▶ _Page excerpt_:
2 hours ago
09 November 2009
The View from Up Here
Last Wednesday I walked outside to see a truck parked by my neighbor's house, which sits behind ours. There were pallets of shingles in the driveway and men walking all over her roof. My poodle looked at them like they were crazy and at me to see what was going on. It was a beautiful day. The wind flowed through the leaves, bringing with it the sound of hammers and the pleasant feeling of being watched from above.
The process of a new roof is a lot like editing a book. The foundation is built. The structure is place. The building itself is in good condition and has a lot of promise. But there are weak places that need to be fixed, sections of "telling" that have to be removed, word choice needs to be examined. If not fixed, the interior will be exposed to the elements and possibly ruined--or in our case, leave too many weak spots and possibly prevent us from landing that agent.
Okay, so the analogy doesn't fit perfectly. :0)

▶ _Set exercise_: Reproduce the passage of the roofing post starting at "2 hours ago" and ending at "watched from above.", substituting "terrier" for "poodle".

▶ _Dataset excerpts_:

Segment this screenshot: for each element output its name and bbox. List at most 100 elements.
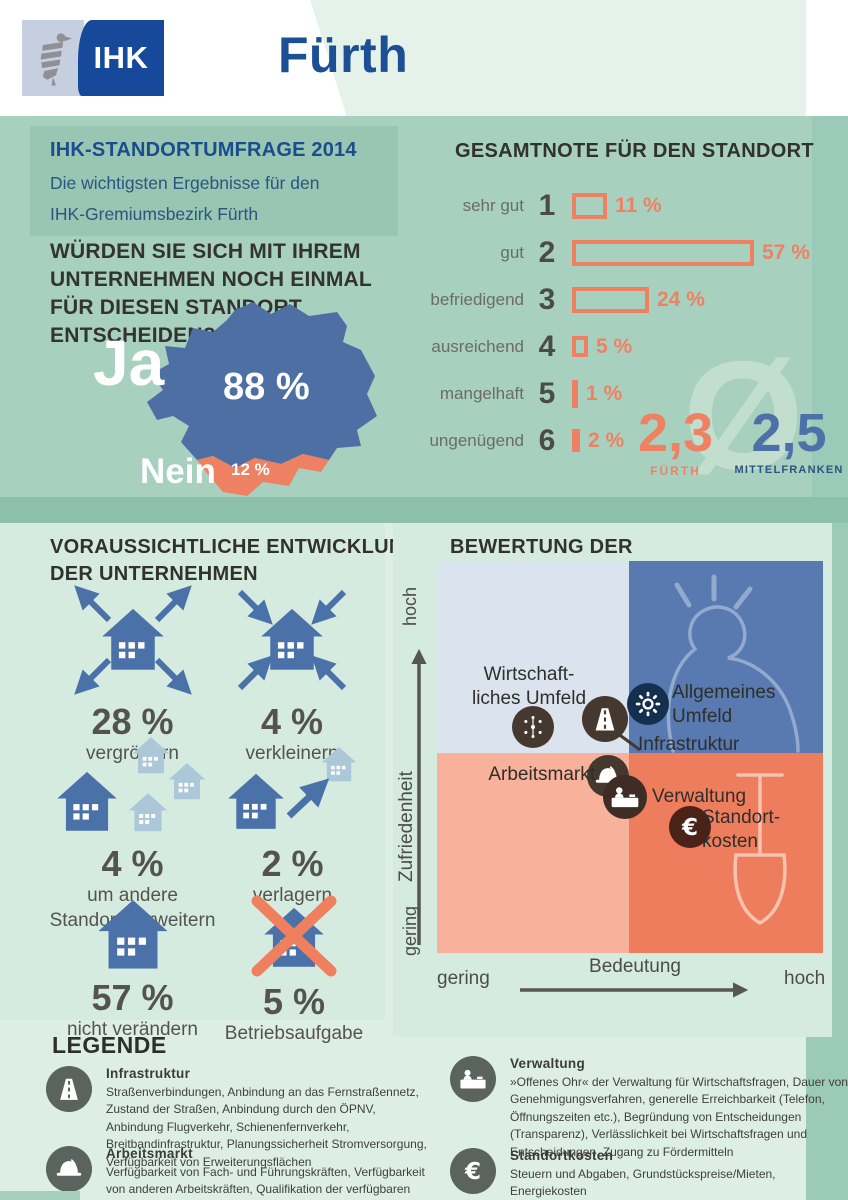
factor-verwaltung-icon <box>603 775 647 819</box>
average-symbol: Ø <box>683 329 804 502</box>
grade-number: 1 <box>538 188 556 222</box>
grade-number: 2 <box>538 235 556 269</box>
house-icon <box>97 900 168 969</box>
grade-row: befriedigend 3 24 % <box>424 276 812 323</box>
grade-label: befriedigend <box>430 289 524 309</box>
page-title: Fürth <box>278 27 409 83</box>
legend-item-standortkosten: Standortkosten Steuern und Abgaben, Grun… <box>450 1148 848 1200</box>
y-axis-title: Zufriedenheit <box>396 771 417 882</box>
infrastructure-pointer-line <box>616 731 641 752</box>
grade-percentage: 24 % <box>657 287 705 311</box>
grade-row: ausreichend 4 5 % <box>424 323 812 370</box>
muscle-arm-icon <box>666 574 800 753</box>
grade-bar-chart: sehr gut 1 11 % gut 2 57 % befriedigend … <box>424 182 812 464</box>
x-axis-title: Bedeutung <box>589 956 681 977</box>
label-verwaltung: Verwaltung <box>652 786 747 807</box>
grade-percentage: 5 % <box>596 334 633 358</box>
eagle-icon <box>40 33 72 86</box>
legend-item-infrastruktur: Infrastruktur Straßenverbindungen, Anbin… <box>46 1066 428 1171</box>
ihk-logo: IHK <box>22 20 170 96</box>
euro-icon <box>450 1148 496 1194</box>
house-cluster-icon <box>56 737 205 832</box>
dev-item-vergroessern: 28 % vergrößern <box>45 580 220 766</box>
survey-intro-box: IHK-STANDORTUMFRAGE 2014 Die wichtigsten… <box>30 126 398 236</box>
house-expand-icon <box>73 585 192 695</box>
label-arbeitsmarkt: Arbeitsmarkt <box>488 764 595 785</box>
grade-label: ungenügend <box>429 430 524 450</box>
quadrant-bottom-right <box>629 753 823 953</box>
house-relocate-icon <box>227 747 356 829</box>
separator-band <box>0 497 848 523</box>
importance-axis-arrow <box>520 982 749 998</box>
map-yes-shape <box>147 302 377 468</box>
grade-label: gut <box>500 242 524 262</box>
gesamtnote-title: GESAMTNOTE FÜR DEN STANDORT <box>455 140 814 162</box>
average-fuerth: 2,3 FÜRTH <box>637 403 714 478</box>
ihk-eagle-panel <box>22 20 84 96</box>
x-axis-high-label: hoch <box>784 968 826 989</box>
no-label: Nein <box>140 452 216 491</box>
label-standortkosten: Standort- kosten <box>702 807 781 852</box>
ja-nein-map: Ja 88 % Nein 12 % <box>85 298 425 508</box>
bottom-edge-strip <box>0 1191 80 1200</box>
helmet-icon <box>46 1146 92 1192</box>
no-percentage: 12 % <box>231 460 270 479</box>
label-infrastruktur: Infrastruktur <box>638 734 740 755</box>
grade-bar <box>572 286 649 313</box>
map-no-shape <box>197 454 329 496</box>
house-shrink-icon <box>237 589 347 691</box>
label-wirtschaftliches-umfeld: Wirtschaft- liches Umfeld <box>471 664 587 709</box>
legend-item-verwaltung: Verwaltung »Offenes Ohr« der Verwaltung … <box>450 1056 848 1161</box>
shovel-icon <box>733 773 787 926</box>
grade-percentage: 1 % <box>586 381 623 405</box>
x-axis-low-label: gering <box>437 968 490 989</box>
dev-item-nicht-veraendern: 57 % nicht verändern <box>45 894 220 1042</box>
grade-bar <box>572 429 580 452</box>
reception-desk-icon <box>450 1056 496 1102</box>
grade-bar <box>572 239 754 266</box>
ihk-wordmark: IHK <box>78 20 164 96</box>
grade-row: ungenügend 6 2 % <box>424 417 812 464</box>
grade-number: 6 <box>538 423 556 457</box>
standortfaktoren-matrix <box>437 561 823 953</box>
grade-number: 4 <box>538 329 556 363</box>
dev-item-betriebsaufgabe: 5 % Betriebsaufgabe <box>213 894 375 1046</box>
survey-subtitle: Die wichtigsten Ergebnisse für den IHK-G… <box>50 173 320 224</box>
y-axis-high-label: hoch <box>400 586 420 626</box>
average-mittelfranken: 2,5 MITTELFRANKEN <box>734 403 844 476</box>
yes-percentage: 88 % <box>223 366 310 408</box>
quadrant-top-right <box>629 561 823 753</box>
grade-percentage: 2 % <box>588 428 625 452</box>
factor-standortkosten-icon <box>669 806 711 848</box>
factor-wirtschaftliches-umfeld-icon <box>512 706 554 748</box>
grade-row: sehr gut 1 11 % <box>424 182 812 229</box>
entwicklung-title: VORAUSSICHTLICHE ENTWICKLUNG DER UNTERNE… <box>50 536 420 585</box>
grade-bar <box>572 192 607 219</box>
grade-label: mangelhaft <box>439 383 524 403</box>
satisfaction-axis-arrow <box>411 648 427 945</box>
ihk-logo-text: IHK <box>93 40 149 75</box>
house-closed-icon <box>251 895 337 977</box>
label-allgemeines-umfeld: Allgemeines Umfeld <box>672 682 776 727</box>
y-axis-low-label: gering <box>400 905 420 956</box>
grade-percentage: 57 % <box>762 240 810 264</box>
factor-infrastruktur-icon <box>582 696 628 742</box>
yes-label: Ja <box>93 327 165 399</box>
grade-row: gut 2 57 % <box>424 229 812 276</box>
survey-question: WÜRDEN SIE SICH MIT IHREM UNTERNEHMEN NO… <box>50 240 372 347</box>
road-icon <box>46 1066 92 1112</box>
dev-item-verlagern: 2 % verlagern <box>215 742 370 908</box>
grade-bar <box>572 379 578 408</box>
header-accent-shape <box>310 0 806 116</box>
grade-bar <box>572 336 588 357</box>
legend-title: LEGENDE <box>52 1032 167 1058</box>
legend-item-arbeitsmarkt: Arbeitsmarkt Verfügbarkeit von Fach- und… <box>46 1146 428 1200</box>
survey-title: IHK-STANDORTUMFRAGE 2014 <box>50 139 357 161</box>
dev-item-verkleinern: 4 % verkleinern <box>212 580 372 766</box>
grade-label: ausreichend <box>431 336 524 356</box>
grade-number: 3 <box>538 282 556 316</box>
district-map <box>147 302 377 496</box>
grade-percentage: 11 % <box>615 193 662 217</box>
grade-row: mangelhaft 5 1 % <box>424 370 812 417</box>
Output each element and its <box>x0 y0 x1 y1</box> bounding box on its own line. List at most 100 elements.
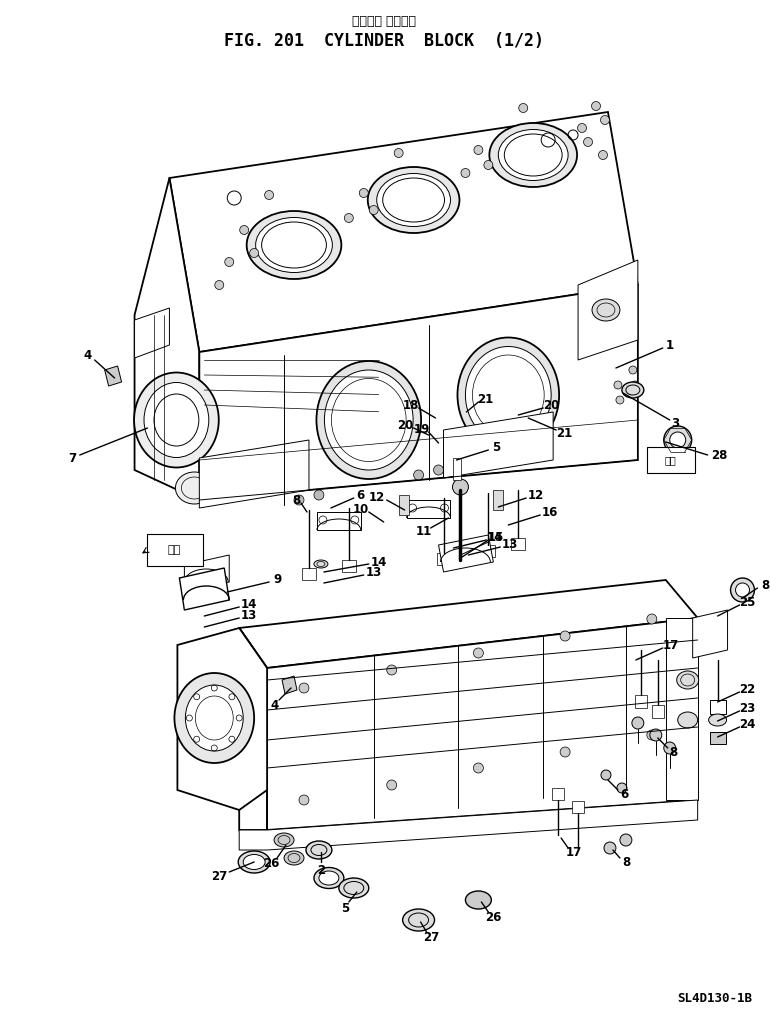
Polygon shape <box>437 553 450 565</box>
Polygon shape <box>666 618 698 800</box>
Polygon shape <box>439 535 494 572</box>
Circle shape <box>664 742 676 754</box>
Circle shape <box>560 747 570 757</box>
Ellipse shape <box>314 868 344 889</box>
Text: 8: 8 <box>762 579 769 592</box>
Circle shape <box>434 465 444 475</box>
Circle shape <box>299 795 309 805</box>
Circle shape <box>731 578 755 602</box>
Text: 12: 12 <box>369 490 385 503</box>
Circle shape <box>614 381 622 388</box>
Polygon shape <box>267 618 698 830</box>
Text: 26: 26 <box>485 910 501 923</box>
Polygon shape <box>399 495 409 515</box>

▶ _Response_:
2 hours ago
09 November 2009
The View from Up Here
Last Wednesday I walked outside to see a truck parked by my neighbor's house, which sits behind ours. There were pallets of shingles in the driveway and men walking all over her roof. My terrier looked at them like they were crazy and at me to see what was going on. It was a beautiful day. The wind flowed through the leaves, bringing with it the sound of hammers and the pleasant feeling of being watched from above.